[Data records]
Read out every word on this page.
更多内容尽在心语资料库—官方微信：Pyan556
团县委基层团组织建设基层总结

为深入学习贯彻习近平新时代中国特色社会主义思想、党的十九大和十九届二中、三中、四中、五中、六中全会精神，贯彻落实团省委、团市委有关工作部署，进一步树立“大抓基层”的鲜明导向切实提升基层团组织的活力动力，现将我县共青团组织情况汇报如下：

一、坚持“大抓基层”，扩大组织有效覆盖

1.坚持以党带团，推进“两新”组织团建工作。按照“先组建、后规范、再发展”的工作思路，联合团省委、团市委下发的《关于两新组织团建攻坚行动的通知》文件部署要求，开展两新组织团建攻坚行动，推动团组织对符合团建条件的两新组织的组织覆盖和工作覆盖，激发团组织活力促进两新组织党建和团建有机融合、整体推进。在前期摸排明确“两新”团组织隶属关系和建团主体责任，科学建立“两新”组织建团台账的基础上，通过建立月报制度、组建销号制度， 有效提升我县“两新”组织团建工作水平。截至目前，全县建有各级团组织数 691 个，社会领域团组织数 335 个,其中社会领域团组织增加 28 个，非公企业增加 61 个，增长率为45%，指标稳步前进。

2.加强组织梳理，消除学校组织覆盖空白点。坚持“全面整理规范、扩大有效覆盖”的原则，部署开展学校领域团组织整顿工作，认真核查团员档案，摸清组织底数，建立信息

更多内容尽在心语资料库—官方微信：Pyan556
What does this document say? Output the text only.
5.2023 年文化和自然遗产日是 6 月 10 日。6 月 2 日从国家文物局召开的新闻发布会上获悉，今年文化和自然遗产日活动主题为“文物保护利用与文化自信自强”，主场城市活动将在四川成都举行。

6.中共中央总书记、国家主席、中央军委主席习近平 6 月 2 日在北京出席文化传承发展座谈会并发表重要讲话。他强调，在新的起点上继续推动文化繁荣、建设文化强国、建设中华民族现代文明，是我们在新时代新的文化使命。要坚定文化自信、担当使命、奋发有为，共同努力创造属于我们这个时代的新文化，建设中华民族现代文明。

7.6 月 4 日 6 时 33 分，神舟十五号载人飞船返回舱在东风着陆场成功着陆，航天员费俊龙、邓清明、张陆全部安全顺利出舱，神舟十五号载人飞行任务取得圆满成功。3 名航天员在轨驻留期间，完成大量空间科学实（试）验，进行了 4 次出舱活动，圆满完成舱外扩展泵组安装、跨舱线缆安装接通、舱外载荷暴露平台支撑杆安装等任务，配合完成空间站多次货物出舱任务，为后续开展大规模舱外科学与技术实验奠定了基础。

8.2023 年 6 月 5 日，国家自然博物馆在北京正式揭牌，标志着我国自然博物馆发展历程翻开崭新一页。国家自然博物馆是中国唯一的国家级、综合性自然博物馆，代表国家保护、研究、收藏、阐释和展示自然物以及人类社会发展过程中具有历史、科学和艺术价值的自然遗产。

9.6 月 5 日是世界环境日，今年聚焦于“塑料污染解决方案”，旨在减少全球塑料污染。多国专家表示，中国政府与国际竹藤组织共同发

# AIM:
Transcribe every entry verbatim.

# RESPONSE BELOW:
Read out every word on this page.
更多内容尽在心语资料库—官方微信：Pyan556
团县委基层团组织建设基层总结

为深入学习贯彻习近平新时代中国特色社会主义思想、党的十九大和十九届二中、三中、四中、五中、六中全会精神，贯彻落实团省委、团市委有关工作部署，进一步树立“大抓基层”的鲜明导向切实提升基层团组织的活力动力，现将我县共青团组织情况汇报如下：

一、坚持“大抓基层”，扩大组织有效覆盖

1.坚持以党带团，推进“两新”组织团建工作。按照“先组建、后规范、再发展”的工作思路，联合团省委、团市委下发的《关于两新组织团建攻坚行动的通知》文件部署要求，开展两新组织团建攻坚行动，推动团组织对符合团建条件的两新组织的组织覆盖和工作覆盖，激发团组织活力促进两新组织党建和团建有机融合、整体推进。在前期摸排明确“两新”团组织隶属关系和建团主体责任，科学建立“两新”组织建团台账的基础上，通过建立月报制度、组建销号制度， 有效提升我县“两新”组织团建工作水平。截至目前，全县建有各级团组织数 691 个，社会领域团组织数 335 个,其中社会领域团组织增加 28 个，非公企业增加 61 个，增长率为45%，指标稳步前进。

2.加强组织梳理，消除学校组织覆盖空白点。坚持“全面整理规范、扩大有效覆盖”的原则，部署开展学校领域团组织整顿工作，认真核查团员档案，摸清组织底数，建立信息

更多内容尽在心语资料库—官方微信：Pyan556
What does this document say? Output the text only.
5.2023 年文化和自然遗产日是 6 月 10 日。6 月 2 日从国家文物局召开的新闻发布会上获悉，今年文化和自然遗产日活动主题为“文物保护利用与文化自信自强”，主场城市活动将在四川成都举行。

6.中共中央总书记、国家主席、中央军委主席习近平 6 月 2 日在北京出席文化传承发展座谈会并发表重要讲话。他强调，在新的起点上继续推动文化繁荣、建设文化强国、建设中华民族现代文明，是我们在新时代新的文化使命。要坚定文化自信、担当使命、奋发有为，共同努力创造属于我们这个时代的新文化，建设中华民族现代文明。

7.6 月 4 日 6 时 33 分，神舟十五号载人飞船返回舱在东风着陆场成功着陆，航天员费俊龙、邓清明、张陆全部安全顺利出舱，神舟十五号载人飞行任务取得圆满成功。3 名航天员在轨驻留期间，完成大量空间科学实（试）验，进行了 4 次出舱活动，圆满完成舱外扩展泵组安装、跨舱线缆安装接通、舱外载荷暴露平台支撑杆安装等任务，配合完成空间站多次货物出舱任务，为后续开展大规模舱外科学与技术实验奠定了基础。

8.2023 年 6 月 5 日，国家自然博物馆在北京正式揭牌，标志着我国自然博物馆发展历程翻开崭新一页。国家自然博物馆是中国唯一的国家级、综合性自然博物馆，代表国家保护、研究、收藏、阐释和展示自然物以及人类社会发展过程中具有历史、科学和艺术价值的自然遗产。

9.6 月 5 日是世界环境日，今年聚焦于“塑料污染解决方案”，旨在减少全球塑料污染。多国专家表示，中国政府与国际竹藤组织共同发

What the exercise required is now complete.